Raw records:
□ □ □ □

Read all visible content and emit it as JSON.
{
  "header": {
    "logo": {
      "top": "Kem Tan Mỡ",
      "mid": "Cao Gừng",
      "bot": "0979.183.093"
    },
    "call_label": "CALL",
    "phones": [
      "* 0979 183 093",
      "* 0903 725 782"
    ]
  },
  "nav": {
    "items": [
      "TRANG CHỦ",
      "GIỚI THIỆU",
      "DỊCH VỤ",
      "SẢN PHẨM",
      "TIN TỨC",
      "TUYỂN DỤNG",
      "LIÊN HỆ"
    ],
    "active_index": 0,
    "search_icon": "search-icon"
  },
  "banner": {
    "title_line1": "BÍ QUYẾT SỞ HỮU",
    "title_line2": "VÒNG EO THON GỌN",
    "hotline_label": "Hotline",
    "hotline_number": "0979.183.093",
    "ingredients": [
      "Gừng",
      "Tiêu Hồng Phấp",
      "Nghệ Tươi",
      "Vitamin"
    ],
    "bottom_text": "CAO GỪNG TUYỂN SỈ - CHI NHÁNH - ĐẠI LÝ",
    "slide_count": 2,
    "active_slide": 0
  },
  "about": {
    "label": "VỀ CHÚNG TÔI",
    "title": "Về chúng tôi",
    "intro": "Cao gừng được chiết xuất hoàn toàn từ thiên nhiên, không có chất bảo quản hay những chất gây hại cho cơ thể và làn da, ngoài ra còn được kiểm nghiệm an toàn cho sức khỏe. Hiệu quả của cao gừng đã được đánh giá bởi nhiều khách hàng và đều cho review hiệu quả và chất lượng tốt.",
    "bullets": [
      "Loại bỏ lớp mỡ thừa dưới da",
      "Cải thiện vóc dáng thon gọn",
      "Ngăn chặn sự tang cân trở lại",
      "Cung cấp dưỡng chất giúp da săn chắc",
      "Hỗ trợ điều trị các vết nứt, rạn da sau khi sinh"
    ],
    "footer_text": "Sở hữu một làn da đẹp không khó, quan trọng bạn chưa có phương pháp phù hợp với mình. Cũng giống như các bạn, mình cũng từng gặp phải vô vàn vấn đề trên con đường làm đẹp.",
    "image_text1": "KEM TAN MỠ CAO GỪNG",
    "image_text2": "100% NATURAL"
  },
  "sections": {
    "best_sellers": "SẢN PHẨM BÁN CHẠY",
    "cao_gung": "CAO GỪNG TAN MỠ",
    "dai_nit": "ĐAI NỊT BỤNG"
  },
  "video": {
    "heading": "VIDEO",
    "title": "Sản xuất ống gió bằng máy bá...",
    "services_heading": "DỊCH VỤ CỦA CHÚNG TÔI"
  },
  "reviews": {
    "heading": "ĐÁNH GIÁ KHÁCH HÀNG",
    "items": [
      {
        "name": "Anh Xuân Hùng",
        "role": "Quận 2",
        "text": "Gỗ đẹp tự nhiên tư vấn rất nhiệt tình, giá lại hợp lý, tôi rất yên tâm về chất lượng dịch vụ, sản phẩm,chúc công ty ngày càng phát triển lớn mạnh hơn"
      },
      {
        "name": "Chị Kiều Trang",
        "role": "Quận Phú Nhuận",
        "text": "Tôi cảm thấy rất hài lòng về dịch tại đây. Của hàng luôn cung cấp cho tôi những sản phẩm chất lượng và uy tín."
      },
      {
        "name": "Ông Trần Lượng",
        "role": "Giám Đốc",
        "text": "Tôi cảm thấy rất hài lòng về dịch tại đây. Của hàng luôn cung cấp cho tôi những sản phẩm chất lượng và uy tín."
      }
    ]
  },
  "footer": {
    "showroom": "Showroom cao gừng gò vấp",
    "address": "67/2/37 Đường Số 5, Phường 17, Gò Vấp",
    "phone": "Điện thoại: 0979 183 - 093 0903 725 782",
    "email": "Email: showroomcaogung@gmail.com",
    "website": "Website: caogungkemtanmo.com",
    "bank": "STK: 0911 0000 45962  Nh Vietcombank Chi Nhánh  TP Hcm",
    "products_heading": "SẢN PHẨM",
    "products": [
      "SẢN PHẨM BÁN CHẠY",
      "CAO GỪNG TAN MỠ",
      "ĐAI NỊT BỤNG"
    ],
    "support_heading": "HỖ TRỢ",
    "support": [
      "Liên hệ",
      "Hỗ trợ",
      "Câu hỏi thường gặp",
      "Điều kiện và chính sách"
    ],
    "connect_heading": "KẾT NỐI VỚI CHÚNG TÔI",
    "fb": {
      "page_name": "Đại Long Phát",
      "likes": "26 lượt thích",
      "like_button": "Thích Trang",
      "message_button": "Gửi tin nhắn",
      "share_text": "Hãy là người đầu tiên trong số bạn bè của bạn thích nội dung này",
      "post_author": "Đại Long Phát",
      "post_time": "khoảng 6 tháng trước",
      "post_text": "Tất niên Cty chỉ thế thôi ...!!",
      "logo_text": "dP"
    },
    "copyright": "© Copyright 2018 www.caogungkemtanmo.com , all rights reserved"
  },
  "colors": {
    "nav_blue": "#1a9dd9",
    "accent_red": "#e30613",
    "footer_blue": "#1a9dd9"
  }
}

□ □ □ □

What to produce:
Each line of the material should be duplicated exactly, please.

Answer in full:
Read all visible content and emit it as JSON.
{
  "header": {
    "logo": {
      "top": "Kem Tan Mỡ",
      "mid": "Cao Gừng",
      "bot": "0979.183.093"
    },
    "call_label": "CALL",
    "phones": [
      "* 0979 183 093",
      "* 0903 725 782"
    ]
  },
  "nav": {
    "items": [
      "TRANG CHỦ",
      "GIỚI THIỆU",
      "DỊCH VỤ",
      "SẢN PHẨM",
      "TIN TỨC",
      "TUYỂN DỤNG",
      "LIÊN HỆ"
    ],
    "active_index": 0,
    "search_icon": "search-icon"
  },
  "banner": {
    "title_line1": "BÍ QUYẾT SỞ HỮU",
    "title_line2": "VÒNG EO THON GỌN",
    "hotline_label": "Hotline",
    "hotline_number": "0979.183.093",
    "ingredients": [
      "Gừng",
      "Tiêu Hồng Phấp",
      "Nghệ Tươi",
      "Vitamin"
    ],
    "bottom_text": "CAO GỪNG TUYỂN SỈ - CHI NHÁNH - ĐẠI LÝ",
    "slide_count": 2,
    "active_slide": 0
  },
  "about": {
    "label": "VỀ CHÚNG TÔI",
    "title": "Về chúng tôi",
    "intro": "Cao gừng được chiết xuất hoàn toàn từ thiên nhiên, không có chất bảo quản hay những chất gây hại cho cơ thể và làn da, ngoài ra còn được kiểm nghiệm an toàn cho sức khỏe. Hiệu quả của cao gừng đã được đánh giá bởi nhiều khách hàng và đều cho review hiệu quả và chất lượng tốt.",
    "bullets": [
      "Loại bỏ lớp mỡ thừa dưới da",
      "Cải thiện vóc dáng thon gọn",
      "Ngăn chặn sự tang cân trở lại",
      "Cung cấp dưỡng chất giúp da săn chắc",
      "Hỗ trợ điều trị các vết nứt, rạn da sau khi sinh"
    ],
    "footer_text": "Sở hữu một làn da đẹp không khó, quan trọng bạn chưa có phương pháp phù hợp với mình. Cũng giống như các bạn, mình cũng từng gặp phải vô vàn vấn đề trên con đường làm đẹp.",
    "image_text1": "KEM TAN MỠ CAO GỪNG",
    "image_text2": "100% NATURAL"
  },
  "sections": {
    "best_sellers": "SẢN PHẨM BÁN CHẠY",
    "cao_gung": "CAO GỪNG TAN MỠ",
    "dai_nit": "ĐAI NỊT BỤNG"
  },
  "video": {
    "heading": "VIDEO",
    "title": "Sản xuất ống gió bằng máy bá...",
    "services_heading": "DỊCH VỤ CỦA CHÚNG TÔI"
  },
  "reviews": {
    "heading": "ĐÁNH GIÁ KHÁCH HÀNG",
    "items": [
      {
        "name": "Anh Xuân Hùng",
        "role": "Quận 2",
        "text": "Gỗ đẹp tự nhiên tư vấn rất nhiệt tình, giá lại hợp lý, tôi rất yên tâm về chất lượng dịch vụ, sản phẩm,chúc công ty ngày càng phát triển lớn mạnh hơn"
      },
      {
        "name": "Chị Kiều Trang",
        "role": "Quận Phú Nhuận",
        "text": "Tôi cảm thấy rất hài lòng về dịch tại đây. Của hàng luôn cung cấp cho tôi những sản phẩm chất lượng và uy tín."
      },
      {
        "name": "Ông Trần Lượng",
        "role": "Giám Đốc",
        "text": "Tôi cảm thấy rất hài lòng về dịch tại đây. Của hàng luôn cung cấp cho tôi những sản phẩm chất lượng và uy tín."
      }
    ]
  },
  "footer": {
    "showroom": "Showroom cao gừng gò vấp",
    "address": "67/2/37 Đường Số 5, Phường 17, Gò Vấp",
    "phone": "Điện thoại: 0979 183 - 093 0903 725 782",
    "email": "Email: showroomcaogung@gmail.com",
    "website": "Website: caogungkemtanmo.com",
    "bank": "STK: 0911 0000 45962  Nh Vietcombank Chi Nhánh  TP Hcm",
    "products_heading": "SẢN PHẨM",
    "products": [
      "SẢN PHẨM BÁN CHẠY",
      "CAO GỪNG TAN MỠ",
      "ĐAI NỊT BỤNG"
    ],
    "support_heading": "HỖ TRỢ",
    "support": [
      "Liên hệ",
      "Hỗ trợ",
      "Câu hỏi thường gặp",
      "Điều kiện và chính sách"
    ],
    "connect_heading": "KẾT NỐI VỚI CHÚNG TÔI",
    "fb": {
      "page_name": "Đại Long Phát",
      "likes": "26 lượt thích",
      "like_button": "Thích Trang",
      "message_button": "Gửi tin nhắn",
      "share_text": "Hãy là người đầu tiên trong số bạn bè của bạn thích nội dung này",
      "post_author": "Đại Long Phát",
      "post_time": "khoảng 6 tháng trước",
      "post_text": "Tất niên Cty chỉ thế thôi ...!!",
      "logo_text": "dP"
    },
    "copyright": "© Copyright 2018 www.caogungkemtanmo.com , all rights reserved"
  },
  "colors": {
    "nav_blue": "#1a9dd9",
    "accent_red": "#e30613",
    "footer_blue": "#1a9dd9"
  }
}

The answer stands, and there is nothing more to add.